A Scholar Gets a Kindle and Starts to Read

From Ray I was led to a lecture at Yale by James J. O’Donnell, Provost and Professor of Classics at Georgetown University, on the Kindle, A Scholar Gets a Kindle and Starts to Read. O’Donnell has been involved for a long time in humanities computing, though he is now a provost, and speaks with experience thinking about electronic reading practices. He started with the question from Hugo of whether “this (the Kindle) will kill that (the book)”. This led to reflections on reading practices. “Devices and technologies predict behavior. This device predicts behavior.” He talk, therefore, was around what practices/behaviors does the Kindle (and ebooks more generally) support or predict.

He gives examples of the limitations of the Kindle.

  • Annotation: The kindles annotation tools don’t let you manage your notes. O’Donnell uses a blog (like I do) to keep notes, but doesn’t make it public.
  • Complex Documents: It is not friendly to complex documents with things like footnotes.
  • Non-Linear Reading: Doesn’t let him compare things (a translation and original.) It is like the old scroll – it drives you away from non-linear reading. All you really are encouraged to do is to scroll and scroll and so on.
= = = = = = =
- [Aim A]
Rewrite the stretch of the listing from the line containing "legend-label: Vísindasjóður LSH" through the line containing "y-axis-tick-labels: 0 20.000.000" as a JSON list of strings, one string per line, with blank lines omitted.

Image element box records
= = = = = = =
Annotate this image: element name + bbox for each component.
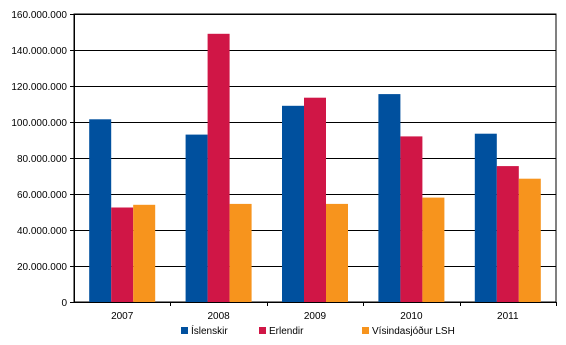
legend-label: Vísindasjóður LSH (372, 325, 455, 337)
y-tick-label: 20.000.000 (17, 262, 67, 273)
bar (282, 105, 304, 302)
bar (400, 136, 423, 302)
legend-swatch (259, 327, 266, 334)
x-tick-label: 2009 (304, 311, 327, 322)
legend: Íslenskir Erlendir Vísindasjóður LSH (181, 324, 455, 337)
y-tick-label: 0 (61, 298, 67, 309)
y-tick-label: 100.000.000 (11, 118, 67, 129)
x-tick-label: 2008 (207, 311, 230, 322)
bar (474, 133, 497, 302)
bar (133, 204, 156, 302)
axes (70, 14, 557, 306)
y-axis-tick-labels: 0 20.000.000 40.000.000 60.000.000 80.000.00… (11, 10, 67, 309)
x-axis-tick-labels: 2007 2008 2009 2010 2011 (111, 311, 519, 322)
y-tick-label: 60.000.000 (17, 190, 67, 201)
y-tick-label: 140.000.000 (11, 46, 67, 57)
bar (518, 178, 541, 302)
y-tick-label: 40.000.000 (17, 226, 67, 237)
x-tick-label: 2007 (111, 311, 134, 322)
bar (326, 203, 348, 302)
bars (89, 33, 541, 303)
bar (229, 203, 252, 302)
y-tick-label: 120.000.000 (11, 82, 67, 93)
legend-swatch (362, 327, 369, 334)
y-tick-label: 160.000.000 (11, 10, 67, 21)
x-tick-label: 2011 (497, 311, 519, 322)
bar (207, 33, 230, 303)
bar (422, 197, 445, 302)
bar (304, 97, 326, 302)
x-tick-label: 2010 (400, 311, 423, 322)
bar (89, 119, 112, 302)
legend-label: Erlendir (269, 326, 304, 337)
y-tick-label: 80.000.000 (17, 154, 67, 165)
bar (378, 94, 401, 302)
legend-label: Íslenskir (191, 324, 228, 337)
bar (496, 166, 519, 302)
legend-swatch (181, 327, 188, 334)
bar (185, 134, 208, 302)
bar (111, 207, 134, 302)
= = = = = = =
- [Aim B]
According to the text on the Kindle lecture, what positions does James J. O'Donnell hold at Georgetown University?

- [Full solution A]
[
  "legend-label: Vísindasjóður LSH (372, 325, 455, 337)",
  "y-tick-label: 20.000.000 (17, 262, 67, 273)",
  "bar (282, 105, 304, 302)",
  "bar (400, 136, 423, 302)",
  "legend-swatch (259, 327, 266, 334)",
  "x-tick-label: 2009 (304, 311, 327, 322)",
  "legend: Íslenskir Erlendir Vísindasjóður LSH (181, 324, 455, 337)",
  "y-tick-label: 0 (61, 298, 67, 309)",
  "y-tick-label: 100.000.000 (11, 118, 67, 129)",
  "x-tick-label: 2008 (207, 311, 230, 322)",
  "bar (474, 133, 497, 302)",
  "bar (133, 204, 156, 302)",
  "axes (70, 14, 557, 306)",
  "y-axis-tick-labels: 0 20.000.000 40.000.000 60.000.000 80.000.00… (11, 10, 67, 309)"
]

- [Full solution B]
Provost and Professor of Classics.